=== Material to process ===

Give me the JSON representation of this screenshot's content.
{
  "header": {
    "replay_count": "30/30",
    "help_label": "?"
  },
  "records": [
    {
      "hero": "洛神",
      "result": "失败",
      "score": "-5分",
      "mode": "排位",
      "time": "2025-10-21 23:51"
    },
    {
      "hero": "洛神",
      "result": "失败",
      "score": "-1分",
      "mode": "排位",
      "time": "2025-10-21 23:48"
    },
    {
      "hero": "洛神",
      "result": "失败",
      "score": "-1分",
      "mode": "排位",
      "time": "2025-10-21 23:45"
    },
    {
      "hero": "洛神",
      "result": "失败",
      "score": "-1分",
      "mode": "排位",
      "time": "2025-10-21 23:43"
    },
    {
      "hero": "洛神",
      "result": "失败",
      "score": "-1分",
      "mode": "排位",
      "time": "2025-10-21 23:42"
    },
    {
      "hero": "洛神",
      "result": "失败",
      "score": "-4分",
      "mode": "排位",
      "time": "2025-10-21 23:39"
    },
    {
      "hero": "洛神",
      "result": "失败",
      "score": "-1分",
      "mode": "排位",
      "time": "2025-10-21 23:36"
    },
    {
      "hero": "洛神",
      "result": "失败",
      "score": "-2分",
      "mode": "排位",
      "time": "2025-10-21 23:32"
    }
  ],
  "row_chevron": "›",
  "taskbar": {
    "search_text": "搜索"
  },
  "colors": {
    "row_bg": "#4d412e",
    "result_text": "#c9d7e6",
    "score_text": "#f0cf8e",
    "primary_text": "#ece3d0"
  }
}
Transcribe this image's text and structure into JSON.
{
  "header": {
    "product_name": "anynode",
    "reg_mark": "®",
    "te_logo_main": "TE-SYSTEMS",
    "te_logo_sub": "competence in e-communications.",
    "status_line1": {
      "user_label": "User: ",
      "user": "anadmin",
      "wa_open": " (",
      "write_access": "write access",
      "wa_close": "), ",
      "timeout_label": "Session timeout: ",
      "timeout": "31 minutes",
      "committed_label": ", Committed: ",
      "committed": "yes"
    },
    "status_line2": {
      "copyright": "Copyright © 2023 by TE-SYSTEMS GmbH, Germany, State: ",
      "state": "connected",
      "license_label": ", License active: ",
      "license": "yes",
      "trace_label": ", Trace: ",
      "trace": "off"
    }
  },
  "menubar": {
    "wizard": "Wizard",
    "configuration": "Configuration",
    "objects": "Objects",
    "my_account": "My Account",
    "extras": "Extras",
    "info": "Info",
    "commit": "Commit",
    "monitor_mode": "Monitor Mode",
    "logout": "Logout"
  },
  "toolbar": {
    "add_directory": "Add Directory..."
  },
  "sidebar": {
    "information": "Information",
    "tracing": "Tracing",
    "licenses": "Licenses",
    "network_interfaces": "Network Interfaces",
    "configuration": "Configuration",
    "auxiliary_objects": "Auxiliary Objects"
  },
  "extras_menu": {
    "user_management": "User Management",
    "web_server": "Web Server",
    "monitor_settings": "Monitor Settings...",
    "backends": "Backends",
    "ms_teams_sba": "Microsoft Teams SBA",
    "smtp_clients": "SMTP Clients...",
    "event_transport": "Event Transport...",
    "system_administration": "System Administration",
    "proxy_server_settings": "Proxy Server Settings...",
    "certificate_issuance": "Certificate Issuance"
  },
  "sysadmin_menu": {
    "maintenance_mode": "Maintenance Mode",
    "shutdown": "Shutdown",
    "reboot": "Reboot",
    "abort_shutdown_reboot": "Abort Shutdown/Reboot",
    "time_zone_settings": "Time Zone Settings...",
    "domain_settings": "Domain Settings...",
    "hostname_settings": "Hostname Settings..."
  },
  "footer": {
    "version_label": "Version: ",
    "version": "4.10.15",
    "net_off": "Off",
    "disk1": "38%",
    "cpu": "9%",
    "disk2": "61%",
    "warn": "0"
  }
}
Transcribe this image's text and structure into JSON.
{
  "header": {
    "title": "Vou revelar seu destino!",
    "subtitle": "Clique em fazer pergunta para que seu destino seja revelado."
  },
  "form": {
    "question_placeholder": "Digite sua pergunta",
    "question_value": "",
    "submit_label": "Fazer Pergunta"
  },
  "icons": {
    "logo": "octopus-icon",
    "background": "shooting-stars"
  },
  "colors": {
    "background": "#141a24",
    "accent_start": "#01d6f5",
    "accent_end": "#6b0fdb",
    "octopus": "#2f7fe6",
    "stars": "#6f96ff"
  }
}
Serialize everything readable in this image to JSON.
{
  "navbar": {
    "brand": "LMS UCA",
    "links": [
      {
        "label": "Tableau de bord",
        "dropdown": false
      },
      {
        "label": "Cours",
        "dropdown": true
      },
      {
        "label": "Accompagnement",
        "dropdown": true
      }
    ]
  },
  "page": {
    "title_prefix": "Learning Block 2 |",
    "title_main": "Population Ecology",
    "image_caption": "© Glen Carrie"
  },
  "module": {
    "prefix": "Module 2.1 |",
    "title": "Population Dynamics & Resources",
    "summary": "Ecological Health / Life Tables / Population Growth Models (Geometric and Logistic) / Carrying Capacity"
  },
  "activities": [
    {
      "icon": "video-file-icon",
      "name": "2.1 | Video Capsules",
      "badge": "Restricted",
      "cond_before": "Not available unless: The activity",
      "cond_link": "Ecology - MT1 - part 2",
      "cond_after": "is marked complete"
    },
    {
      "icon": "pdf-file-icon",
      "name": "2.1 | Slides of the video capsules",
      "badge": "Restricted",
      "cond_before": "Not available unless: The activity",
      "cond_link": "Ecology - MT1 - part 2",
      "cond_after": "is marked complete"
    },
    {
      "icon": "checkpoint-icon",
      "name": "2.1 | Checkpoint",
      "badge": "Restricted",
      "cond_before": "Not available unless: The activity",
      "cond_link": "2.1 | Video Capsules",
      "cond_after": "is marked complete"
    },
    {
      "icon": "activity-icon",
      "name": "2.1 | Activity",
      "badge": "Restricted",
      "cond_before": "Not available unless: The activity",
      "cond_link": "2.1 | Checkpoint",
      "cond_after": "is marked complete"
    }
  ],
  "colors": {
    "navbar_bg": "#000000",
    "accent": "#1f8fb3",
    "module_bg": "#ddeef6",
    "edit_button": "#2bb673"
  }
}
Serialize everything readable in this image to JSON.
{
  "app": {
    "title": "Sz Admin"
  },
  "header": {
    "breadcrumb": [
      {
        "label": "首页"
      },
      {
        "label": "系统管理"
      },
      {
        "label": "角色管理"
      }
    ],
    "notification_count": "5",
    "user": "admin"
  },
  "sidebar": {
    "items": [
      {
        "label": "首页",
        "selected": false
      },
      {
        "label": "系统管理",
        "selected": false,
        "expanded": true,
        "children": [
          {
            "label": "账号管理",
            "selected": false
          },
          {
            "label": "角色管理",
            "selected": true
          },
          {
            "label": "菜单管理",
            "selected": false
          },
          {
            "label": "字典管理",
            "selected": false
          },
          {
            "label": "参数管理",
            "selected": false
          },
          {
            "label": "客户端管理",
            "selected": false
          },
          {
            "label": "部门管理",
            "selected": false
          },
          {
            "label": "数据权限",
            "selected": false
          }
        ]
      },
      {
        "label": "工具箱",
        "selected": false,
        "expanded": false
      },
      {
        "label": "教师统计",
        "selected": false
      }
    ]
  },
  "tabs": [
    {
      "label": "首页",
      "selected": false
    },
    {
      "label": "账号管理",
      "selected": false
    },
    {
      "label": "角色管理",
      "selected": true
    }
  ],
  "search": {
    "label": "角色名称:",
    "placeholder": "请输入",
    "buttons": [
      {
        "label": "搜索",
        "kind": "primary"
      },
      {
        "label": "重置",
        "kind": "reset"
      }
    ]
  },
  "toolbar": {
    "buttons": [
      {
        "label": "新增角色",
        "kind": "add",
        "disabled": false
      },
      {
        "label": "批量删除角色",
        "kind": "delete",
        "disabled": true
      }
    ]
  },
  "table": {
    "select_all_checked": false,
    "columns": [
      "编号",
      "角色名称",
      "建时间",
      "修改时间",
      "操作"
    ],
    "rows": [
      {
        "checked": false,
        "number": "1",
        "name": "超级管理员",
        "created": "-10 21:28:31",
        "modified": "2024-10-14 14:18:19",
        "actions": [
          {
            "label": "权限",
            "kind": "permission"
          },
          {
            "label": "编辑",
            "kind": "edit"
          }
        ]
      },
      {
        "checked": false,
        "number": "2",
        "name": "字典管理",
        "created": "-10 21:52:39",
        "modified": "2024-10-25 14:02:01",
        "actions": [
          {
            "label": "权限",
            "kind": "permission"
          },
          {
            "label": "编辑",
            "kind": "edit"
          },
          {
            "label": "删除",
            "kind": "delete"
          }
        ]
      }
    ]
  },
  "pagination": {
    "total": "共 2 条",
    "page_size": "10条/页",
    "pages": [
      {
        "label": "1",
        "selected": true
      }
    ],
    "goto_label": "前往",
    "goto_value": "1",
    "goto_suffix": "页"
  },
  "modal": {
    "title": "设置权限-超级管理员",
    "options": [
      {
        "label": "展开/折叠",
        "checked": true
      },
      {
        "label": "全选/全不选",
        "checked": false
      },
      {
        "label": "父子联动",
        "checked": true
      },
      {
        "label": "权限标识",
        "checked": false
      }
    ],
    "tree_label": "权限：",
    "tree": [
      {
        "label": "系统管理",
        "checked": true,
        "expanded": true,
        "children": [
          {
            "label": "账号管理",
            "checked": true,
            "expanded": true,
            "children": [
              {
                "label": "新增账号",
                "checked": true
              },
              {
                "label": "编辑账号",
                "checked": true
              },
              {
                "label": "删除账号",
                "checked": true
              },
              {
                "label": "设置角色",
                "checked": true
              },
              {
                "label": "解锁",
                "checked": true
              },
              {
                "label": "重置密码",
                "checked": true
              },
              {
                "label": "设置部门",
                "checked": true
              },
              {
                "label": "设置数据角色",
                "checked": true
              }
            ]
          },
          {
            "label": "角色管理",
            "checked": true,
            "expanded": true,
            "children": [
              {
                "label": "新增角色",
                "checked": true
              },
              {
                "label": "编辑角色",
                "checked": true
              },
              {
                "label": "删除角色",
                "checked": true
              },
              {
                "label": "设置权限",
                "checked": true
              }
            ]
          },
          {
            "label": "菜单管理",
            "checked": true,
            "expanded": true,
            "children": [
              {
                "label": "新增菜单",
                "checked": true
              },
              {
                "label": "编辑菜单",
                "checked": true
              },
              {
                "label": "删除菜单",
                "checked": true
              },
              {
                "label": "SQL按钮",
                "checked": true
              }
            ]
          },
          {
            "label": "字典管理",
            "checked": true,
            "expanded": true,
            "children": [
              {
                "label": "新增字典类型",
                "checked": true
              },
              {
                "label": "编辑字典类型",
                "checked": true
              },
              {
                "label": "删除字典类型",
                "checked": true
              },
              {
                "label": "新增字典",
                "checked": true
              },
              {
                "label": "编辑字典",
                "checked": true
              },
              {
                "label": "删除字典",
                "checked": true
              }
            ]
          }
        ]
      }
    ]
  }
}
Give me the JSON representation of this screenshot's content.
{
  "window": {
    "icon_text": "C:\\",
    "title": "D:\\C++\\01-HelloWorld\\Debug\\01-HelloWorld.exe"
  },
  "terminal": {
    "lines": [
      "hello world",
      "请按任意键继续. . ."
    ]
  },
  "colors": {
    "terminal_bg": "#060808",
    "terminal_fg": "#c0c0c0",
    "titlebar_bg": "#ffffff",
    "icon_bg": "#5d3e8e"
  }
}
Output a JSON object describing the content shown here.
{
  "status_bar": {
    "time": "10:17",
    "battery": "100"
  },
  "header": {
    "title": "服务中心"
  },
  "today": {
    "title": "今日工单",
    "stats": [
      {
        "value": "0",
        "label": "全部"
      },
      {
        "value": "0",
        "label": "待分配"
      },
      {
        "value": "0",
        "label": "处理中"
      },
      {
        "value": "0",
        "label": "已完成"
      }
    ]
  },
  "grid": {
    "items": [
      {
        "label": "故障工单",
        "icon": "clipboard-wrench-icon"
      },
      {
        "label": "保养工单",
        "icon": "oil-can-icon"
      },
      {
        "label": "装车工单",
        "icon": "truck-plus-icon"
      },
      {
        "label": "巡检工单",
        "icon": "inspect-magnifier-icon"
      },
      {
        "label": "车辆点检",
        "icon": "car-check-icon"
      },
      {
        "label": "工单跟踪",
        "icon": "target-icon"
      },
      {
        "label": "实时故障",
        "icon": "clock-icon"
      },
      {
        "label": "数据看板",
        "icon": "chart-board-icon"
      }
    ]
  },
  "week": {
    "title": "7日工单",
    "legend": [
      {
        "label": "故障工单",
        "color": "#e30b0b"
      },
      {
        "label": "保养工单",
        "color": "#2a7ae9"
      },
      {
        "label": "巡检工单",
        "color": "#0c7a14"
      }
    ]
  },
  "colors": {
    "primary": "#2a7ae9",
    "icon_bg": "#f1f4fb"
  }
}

===

Task statement: Find the line that contains "Output a JSON". Repeat it and every line after it, exactly as written, up to and including the last line of the records above.

Correct answer:
Output a JSON object describing the content shown here.
{
  "status_bar": {
    "time": "10:17",
    "battery": "100"
  },
  "header": {
    "title": "服务中心"
  },
  "today": {
    "title": "今日工单",
    "stats": [
      {
        "value": "0",
        "label": "全部"
      },
      {
        "value": "0",
        "label": "待分配"
      },
      {
        "value": "0",
        "label": "处理中"
      },
      {
        "value": "0",
        "label": "已完成"
      }
    ]
  },
  "grid": {
    "items": [
      {
        "label": "故障工单",
        "icon": "clipboard-wrench-icon"
      },
      {
        "label": "保养工单",
        "icon": "oil-can-icon"
      },
      {
        "label": "装车工单",
        "icon": "truck-plus-icon"
      },
      {
        "label": "巡检工单",
        "icon": "inspect-magnifier-icon"
      },
      {
        "label": "车辆点检",
        "icon": "car-check-icon"
      },
      {
        "label": "工单跟踪",
        "icon": "target-icon"
      },
      {
        "label": "实时故障",
        "icon": "clock-icon"
      },
      {
        "label": "数据看板",
        "icon": "chart-board-icon"
      }
    ]
  },
  "week": {
    "title": "7日工单",
    "legend": [
      {
        "label": "故障工单",
        "color": "#e30b0b"
      },
      {
        "label": "保养工单",
        "color": "#2a7ae9"
      },
      {
        "label": "巡检工单",
        "color": "#0c7a14"
      }
    ]
  },
  "colors": {
    "primary": "#2a7ae9",
    "icon_bg": "#f1f4fb"
  }
}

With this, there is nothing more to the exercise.